## TASK DETAILS
Collect all lines below with the string "name".

## WORKING DATA
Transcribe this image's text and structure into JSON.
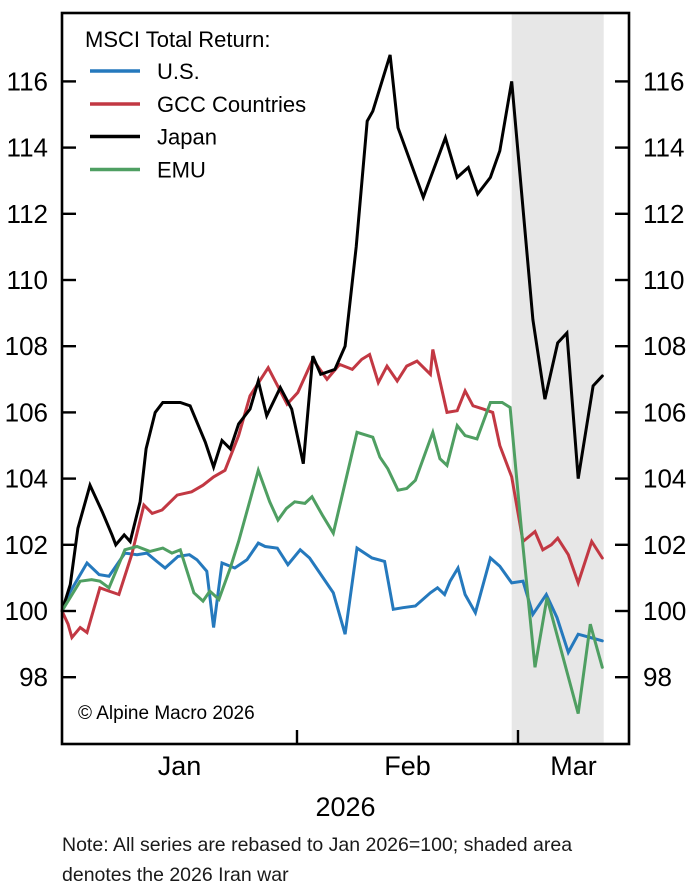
{
  "title": "MSCI Total Return:",
  "legend": [
    {
      "label": "U.S.",
      "color": "#2579bd"
    },
    {
      "label": "GCC Countries",
      "color": "#c23843"
    },
    {
      "label": "Japan",
      "color": "#000000"
    },
    {
      "label": "EMU",
      "color": "#4f9f62"
    }
  ],
  "copyright": "© Alpine Macro 2026",
  "note_line1": "Note: All series are rebased to Jan 2026=100; shaded area",
  "note_line2": "denotes the 2026 Iran war",
  "x_axis": {
    "month_labels": [
      "Jan",
      "Feb",
      "Mar"
    ],
    "year_label": "2026",
    "month_boundary_days": [
      0,
      31,
      59
    ]
  },
  "y_axis": {
    "ticks": [
      98,
      100,
      102,
      104,
      106,
      108,
      110,
      112,
      114,
      116
    ],
    "min": 96.0,
    "max": 118.1
  },
  "colors": {
    "shaded_region": "#e7e7e7",
    "axis": "#000000",
    "background": "#ffffff"
  },
  "chart_data": {
    "type": "line",
    "x_unit": "days since Jan 1, 2026",
    "ylim": [
      96.0,
      118.1
    ],
    "grid": false,
    "legend_position": "top-left-inside",
    "shaded_region": {
      "from_day": 58.2,
      "to_day": 71.1,
      "label": "2026 Iran war"
    },
    "series": [
      {
        "name": "U.S.",
        "color": "#2579bd",
        "points": [
          [
            0,
            100
          ],
          [
            1,
            100.55
          ],
          [
            3.3,
            101.45
          ],
          [
            4.9,
            101.1
          ],
          [
            6.2,
            101.05
          ],
          [
            8.3,
            101.75
          ],
          [
            9.9,
            101.7
          ],
          [
            11.2,
            101.75
          ],
          [
            12.5,
            101.5
          ],
          [
            13.6,
            101.3
          ],
          [
            15.3,
            101.65
          ],
          [
            16.8,
            101.7
          ],
          [
            17.8,
            101.55
          ],
          [
            19.1,
            101.2
          ],
          [
            20,
            99.5
          ],
          [
            21.1,
            101.45
          ],
          [
            22.8,
            101.3
          ],
          [
            24.4,
            101.55
          ],
          [
            25.9,
            102.05
          ],
          [
            26.8,
            101.95
          ],
          [
            28.4,
            101.9
          ],
          [
            29.8,
            101.4
          ],
          [
            31.4,
            101.85
          ],
          [
            32.6,
            101.6
          ],
          [
            35.6,
            100.55
          ],
          [
            37.1,
            99.3
          ],
          [
            38.6,
            101.9
          ],
          [
            40.5,
            101.6
          ],
          [
            42.1,
            101.5
          ],
          [
            43.2,
            100.05
          ],
          [
            44.4,
            100.1
          ],
          [
            46,
            100.15
          ],
          [
            47.9,
            100.55
          ],
          [
            48.8,
            100.7
          ],
          [
            49.7,
            100.5
          ],
          [
            50.4,
            100.9
          ],
          [
            51.4,
            101.3
          ],
          [
            52.3,
            100.5
          ],
          [
            53.6,
            99.95
          ],
          [
            55.5,
            101.6
          ],
          [
            56.7,
            101.35
          ],
          [
            58.2,
            100.85
          ],
          [
            59.7,
            100.9
          ],
          [
            61.1,
            99.9
          ],
          [
            63,
            100.5
          ],
          [
            64.5,
            99.8
          ],
          [
            66.1,
            98.75
          ],
          [
            67.5,
            99.3
          ],
          [
            69.2,
            99.2
          ],
          [
            70.9,
            99.1
          ]
        ]
      },
      {
        "name": "GCC Countries",
        "color": "#c23843",
        "points": [
          [
            0,
            100
          ],
          [
            0.8,
            99.6
          ],
          [
            1.3,
            99.2
          ],
          [
            2.4,
            99.5
          ],
          [
            3.3,
            99.35
          ],
          [
            5,
            100.7
          ],
          [
            6.2,
            100.6
          ],
          [
            7.5,
            100.5
          ],
          [
            9.2,
            101.7
          ],
          [
            10.8,
            103.2
          ],
          [
            11.9,
            102.95
          ],
          [
            13.2,
            103.05
          ],
          [
            15.2,
            103.5
          ],
          [
            17.1,
            103.6
          ],
          [
            18.6,
            103.8
          ],
          [
            20,
            104.05
          ],
          [
            21.5,
            104.25
          ],
          [
            23.3,
            105.3
          ],
          [
            24.8,
            106.5
          ],
          [
            27.2,
            107.35
          ],
          [
            29.7,
            106.25
          ],
          [
            31.1,
            106.6
          ],
          [
            33,
            107.6
          ],
          [
            34.8,
            107
          ],
          [
            36.4,
            107.45
          ],
          [
            38,
            107.3
          ],
          [
            39.2,
            107.6
          ],
          [
            40.2,
            107.75
          ],
          [
            41.3,
            106.9
          ],
          [
            42.4,
            107.4
          ],
          [
            43.7,
            106.95
          ],
          [
            44.9,
            107.4
          ],
          [
            46.2,
            107.55
          ],
          [
            47.9,
            107.15
          ],
          [
            48.2,
            107.9
          ],
          [
            50,
            106
          ],
          [
            51.3,
            106.05
          ],
          [
            52.3,
            106.65
          ],
          [
            53.3,
            106.2
          ],
          [
            54.6,
            106.1
          ],
          [
            55.8,
            106
          ],
          [
            56.7,
            105
          ],
          [
            58.2,
            104.05
          ],
          [
            59.7,
            102.1
          ],
          [
            61.4,
            102.4
          ],
          [
            62.5,
            101.85
          ],
          [
            63.7,
            102
          ],
          [
            64.6,
            102.2
          ],
          [
            66.1,
            101.7
          ],
          [
            67.5,
            100.85
          ],
          [
            69.4,
            102.1
          ],
          [
            70.9,
            101.6
          ]
        ]
      },
      {
        "name": "Japan",
        "color": "#000000",
        "points": [
          [
            0,
            100
          ],
          [
            1.1,
            100.8
          ],
          [
            2.1,
            102.5
          ],
          [
            3.7,
            103.8
          ],
          [
            5.3,
            103
          ],
          [
            6.6,
            102.3
          ],
          [
            7.1,
            102
          ],
          [
            8.2,
            102.3
          ],
          [
            9,
            102.1
          ],
          [
            10.3,
            103.3
          ],
          [
            11.1,
            104.9
          ],
          [
            12.3,
            106
          ],
          [
            13.3,
            106.3
          ],
          [
            15.6,
            106.3
          ],
          [
            16.9,
            106.2
          ],
          [
            18.9,
            105.1
          ],
          [
            20,
            104.35
          ],
          [
            21.1,
            105.15
          ],
          [
            22.2,
            104.9
          ],
          [
            23.3,
            105.65
          ],
          [
            24.8,
            106.1
          ],
          [
            25.9,
            106.95
          ],
          [
            27,
            105.9
          ],
          [
            28.8,
            106.75
          ],
          [
            30.3,
            106.1
          ],
          [
            31.8,
            104.45
          ],
          [
            33,
            107.7
          ],
          [
            34,
            107.15
          ],
          [
            35.8,
            107.3
          ],
          [
            37.1,
            108
          ],
          [
            38.5,
            111
          ],
          [
            39.9,
            114.8
          ],
          [
            40.6,
            115.1
          ],
          [
            42.8,
            116.8
          ],
          [
            43.8,
            114.6
          ],
          [
            47,
            112.5
          ],
          [
            49.8,
            114.3
          ],
          [
            51.3,
            113.1
          ],
          [
            52.7,
            113.4
          ],
          [
            53.9,
            112.6
          ],
          [
            55.5,
            113.1
          ],
          [
            56.7,
            113.9
          ],
          [
            58.2,
            116
          ],
          [
            61.1,
            108.8
          ],
          [
            62.8,
            106.4
          ],
          [
            64.6,
            108.1
          ],
          [
            65.9,
            108.4
          ],
          [
            67.5,
            104
          ],
          [
            69.6,
            106.8
          ],
          [
            70.9,
            107.1
          ]
        ]
      },
      {
        "name": "EMU",
        "color": "#4f9f62",
        "points": [
          [
            0,
            100
          ],
          [
            2.4,
            100.9
          ],
          [
            3.9,
            100.95
          ],
          [
            5,
            100.9
          ],
          [
            6.2,
            100.7
          ],
          [
            8.3,
            101.85
          ],
          [
            9.9,
            101.95
          ],
          [
            11.6,
            101.8
          ],
          [
            13.3,
            101.9
          ],
          [
            14.5,
            101.75
          ],
          [
            15.6,
            101.85
          ],
          [
            17.4,
            100.55
          ],
          [
            18.6,
            100.3
          ],
          [
            19.5,
            100.6
          ],
          [
            20.7,
            100.35
          ],
          [
            22.2,
            101.3
          ],
          [
            23.3,
            102.1
          ],
          [
            25.9,
            104.25
          ],
          [
            27.4,
            103.3
          ],
          [
            28.5,
            102.75
          ],
          [
            29.6,
            103.1
          ],
          [
            30.7,
            103.3
          ],
          [
            32,
            103.25
          ],
          [
            32.9,
            103.45
          ],
          [
            34.2,
            102.9
          ],
          [
            35.6,
            102.35
          ],
          [
            38.6,
            105.4
          ],
          [
            40.6,
            105.25
          ],
          [
            41.5,
            104.65
          ],
          [
            42.5,
            104.3
          ],
          [
            43.8,
            103.65
          ],
          [
            44.9,
            103.7
          ],
          [
            46,
            103.95
          ],
          [
            48.2,
            105.4
          ],
          [
            49.1,
            104.6
          ],
          [
            50,
            104.4
          ],
          [
            51.3,
            105.6
          ],
          [
            52.3,
            105.3
          ],
          [
            53.8,
            105.2
          ],
          [
            55.5,
            106.3
          ],
          [
            57,
            106.3
          ],
          [
            58,
            106.15
          ],
          [
            59.7,
            101.95
          ],
          [
            61.4,
            98.3
          ],
          [
            63.1,
            100.4
          ],
          [
            67.5,
            96.9
          ],
          [
            69.2,
            99.6
          ],
          [
            70.9,
            98.3
          ]
        ]
      }
    ]
  }
}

## TASK RESPONSE
        "name": "U.S.",
        "name": "GCC Countries",
        "name": "Japan",
        "name": "EMU",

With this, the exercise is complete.